Start of INFORMATION SUPPLIED
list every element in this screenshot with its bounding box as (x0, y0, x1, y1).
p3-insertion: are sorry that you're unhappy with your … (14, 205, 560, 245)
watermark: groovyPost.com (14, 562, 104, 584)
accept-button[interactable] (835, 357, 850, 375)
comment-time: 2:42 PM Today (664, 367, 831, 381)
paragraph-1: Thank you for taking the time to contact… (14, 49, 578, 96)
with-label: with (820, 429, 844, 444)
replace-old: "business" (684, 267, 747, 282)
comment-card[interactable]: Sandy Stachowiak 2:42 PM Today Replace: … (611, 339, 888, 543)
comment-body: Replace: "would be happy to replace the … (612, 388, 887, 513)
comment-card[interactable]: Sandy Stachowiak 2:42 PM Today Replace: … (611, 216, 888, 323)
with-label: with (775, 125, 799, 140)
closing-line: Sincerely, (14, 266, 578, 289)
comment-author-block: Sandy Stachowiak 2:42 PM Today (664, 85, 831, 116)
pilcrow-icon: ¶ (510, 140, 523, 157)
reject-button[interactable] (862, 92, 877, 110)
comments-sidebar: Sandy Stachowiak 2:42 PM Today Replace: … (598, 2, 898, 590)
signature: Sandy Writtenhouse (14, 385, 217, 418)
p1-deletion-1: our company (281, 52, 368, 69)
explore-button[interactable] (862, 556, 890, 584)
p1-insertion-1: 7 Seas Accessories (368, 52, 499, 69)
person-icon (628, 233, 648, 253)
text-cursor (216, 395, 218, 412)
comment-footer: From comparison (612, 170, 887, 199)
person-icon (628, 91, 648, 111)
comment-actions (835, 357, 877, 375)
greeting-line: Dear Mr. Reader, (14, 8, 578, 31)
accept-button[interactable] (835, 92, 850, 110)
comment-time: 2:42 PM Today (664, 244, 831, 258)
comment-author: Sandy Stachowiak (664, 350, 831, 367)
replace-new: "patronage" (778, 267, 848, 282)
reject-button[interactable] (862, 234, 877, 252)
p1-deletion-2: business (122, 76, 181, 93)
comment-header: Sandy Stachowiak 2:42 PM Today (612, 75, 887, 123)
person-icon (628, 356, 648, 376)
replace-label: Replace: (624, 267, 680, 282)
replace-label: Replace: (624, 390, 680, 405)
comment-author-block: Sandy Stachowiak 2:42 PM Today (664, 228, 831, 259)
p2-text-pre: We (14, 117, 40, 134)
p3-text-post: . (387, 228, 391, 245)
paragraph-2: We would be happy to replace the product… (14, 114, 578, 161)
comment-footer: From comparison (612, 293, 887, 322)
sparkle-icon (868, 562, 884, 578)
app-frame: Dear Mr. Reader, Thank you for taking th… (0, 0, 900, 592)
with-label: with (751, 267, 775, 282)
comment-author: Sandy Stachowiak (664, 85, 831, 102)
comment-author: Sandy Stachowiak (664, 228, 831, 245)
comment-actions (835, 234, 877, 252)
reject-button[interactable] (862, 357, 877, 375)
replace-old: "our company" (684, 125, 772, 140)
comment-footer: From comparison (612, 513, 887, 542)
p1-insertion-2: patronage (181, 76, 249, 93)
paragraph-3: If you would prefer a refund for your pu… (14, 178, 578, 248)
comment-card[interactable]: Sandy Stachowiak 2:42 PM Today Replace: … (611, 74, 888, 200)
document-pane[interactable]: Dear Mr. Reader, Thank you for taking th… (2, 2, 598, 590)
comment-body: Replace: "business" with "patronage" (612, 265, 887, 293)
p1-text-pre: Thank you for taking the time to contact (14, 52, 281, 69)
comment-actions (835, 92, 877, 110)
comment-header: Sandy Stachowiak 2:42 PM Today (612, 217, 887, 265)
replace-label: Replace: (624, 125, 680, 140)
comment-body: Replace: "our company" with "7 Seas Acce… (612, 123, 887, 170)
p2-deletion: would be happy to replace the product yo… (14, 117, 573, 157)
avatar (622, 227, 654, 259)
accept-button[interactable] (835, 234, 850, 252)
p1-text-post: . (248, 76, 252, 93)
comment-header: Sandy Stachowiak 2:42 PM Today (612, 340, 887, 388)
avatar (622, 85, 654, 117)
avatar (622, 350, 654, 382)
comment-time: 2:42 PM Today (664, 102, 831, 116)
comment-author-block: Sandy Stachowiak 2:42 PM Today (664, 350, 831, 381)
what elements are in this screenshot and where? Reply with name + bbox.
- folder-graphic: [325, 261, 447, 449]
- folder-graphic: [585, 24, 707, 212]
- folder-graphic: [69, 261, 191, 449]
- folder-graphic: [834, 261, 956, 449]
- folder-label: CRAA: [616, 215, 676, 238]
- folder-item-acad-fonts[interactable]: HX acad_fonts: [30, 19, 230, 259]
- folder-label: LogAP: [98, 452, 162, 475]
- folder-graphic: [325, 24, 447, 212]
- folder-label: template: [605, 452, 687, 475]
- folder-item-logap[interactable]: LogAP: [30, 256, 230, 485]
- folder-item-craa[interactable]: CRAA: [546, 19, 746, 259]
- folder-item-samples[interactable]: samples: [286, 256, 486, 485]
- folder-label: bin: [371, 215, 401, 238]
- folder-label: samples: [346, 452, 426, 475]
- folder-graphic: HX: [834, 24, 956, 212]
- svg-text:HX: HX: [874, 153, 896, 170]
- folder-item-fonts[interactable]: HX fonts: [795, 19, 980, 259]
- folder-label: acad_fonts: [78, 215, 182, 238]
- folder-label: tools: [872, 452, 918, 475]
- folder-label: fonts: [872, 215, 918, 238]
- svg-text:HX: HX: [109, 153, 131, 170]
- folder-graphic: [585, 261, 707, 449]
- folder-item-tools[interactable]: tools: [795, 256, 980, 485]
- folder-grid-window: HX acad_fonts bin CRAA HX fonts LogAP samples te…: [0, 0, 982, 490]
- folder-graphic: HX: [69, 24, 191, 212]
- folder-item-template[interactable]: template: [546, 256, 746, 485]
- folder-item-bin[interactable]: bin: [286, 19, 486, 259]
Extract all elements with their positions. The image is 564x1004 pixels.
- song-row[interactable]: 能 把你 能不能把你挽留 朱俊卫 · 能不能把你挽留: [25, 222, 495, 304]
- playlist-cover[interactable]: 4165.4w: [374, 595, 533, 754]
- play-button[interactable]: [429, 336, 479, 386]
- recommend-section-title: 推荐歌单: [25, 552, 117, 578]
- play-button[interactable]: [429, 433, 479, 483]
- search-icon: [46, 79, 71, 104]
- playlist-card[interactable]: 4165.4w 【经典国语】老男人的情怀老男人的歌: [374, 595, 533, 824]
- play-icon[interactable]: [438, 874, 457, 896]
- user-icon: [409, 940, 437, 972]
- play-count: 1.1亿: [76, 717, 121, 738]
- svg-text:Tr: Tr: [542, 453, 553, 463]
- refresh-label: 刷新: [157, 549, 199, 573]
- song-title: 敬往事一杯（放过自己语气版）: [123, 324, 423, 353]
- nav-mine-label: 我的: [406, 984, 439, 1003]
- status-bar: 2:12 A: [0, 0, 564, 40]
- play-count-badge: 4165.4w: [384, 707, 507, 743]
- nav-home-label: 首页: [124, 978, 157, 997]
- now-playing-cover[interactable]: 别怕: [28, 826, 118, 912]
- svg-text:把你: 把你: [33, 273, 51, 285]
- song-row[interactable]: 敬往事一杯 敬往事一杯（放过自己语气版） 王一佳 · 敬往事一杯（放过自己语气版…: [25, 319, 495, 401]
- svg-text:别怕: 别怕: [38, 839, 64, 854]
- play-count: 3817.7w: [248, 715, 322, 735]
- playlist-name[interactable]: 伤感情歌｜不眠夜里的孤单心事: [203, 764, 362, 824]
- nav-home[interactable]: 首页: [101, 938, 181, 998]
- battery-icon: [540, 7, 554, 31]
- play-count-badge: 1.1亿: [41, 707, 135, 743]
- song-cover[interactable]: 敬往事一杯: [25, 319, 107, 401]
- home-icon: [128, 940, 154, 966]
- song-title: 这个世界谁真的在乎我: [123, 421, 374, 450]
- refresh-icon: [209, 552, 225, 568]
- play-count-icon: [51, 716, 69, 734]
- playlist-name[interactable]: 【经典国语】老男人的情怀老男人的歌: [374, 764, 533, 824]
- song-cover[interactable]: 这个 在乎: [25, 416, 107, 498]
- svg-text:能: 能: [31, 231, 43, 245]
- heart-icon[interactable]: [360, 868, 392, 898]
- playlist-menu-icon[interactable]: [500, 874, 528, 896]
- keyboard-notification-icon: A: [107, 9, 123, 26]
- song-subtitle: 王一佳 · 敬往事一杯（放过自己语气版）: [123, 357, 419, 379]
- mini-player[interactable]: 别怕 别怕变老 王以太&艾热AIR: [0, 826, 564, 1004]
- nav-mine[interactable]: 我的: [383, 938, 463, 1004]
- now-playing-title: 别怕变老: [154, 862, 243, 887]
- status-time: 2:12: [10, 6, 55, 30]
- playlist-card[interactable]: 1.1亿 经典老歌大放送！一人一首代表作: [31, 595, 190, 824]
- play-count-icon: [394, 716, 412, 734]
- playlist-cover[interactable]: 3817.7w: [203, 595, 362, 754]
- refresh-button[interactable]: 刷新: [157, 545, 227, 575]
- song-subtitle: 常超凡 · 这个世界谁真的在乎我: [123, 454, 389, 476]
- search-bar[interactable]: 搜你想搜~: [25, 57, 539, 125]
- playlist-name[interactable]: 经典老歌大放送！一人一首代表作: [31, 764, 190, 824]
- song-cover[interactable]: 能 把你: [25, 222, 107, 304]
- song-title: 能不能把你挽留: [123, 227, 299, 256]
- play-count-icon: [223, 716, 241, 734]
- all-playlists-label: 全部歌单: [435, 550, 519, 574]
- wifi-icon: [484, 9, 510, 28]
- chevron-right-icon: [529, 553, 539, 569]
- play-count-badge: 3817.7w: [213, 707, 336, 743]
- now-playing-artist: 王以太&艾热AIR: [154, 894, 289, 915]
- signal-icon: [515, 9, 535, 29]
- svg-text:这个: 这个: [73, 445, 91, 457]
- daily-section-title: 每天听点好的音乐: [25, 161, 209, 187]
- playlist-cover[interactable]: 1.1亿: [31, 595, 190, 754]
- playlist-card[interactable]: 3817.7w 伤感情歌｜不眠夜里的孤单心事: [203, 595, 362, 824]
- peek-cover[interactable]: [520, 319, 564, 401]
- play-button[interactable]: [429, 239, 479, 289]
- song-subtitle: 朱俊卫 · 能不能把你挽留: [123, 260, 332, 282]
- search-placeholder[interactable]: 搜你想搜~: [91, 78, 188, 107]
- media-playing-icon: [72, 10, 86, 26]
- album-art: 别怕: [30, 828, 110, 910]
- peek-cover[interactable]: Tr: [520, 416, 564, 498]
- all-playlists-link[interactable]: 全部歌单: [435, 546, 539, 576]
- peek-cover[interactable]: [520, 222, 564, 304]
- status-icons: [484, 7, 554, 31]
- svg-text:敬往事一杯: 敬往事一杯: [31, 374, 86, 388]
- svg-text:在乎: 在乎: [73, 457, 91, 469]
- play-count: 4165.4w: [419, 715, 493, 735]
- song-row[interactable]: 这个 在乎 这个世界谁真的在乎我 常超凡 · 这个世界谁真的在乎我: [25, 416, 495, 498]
End of INFORMATION SUPPLIED
## REQUEST
Which items above contain the word "taking"? Show each of those lines in full.

## COMPLETE ANSWER
paragraph-1: Thank you for taking the time to contact… (14, 49, 578, 96)
app-frame: Dear Mr. Reader, Thank you for taking th… (0, 0, 900, 592)
document-pane[interactable]: Dear Mr. Reader, Thank you for taking th… (2, 2, 598, 590)
p1-text-pre: Thank you for taking the time to contact (14, 52, 281, 69)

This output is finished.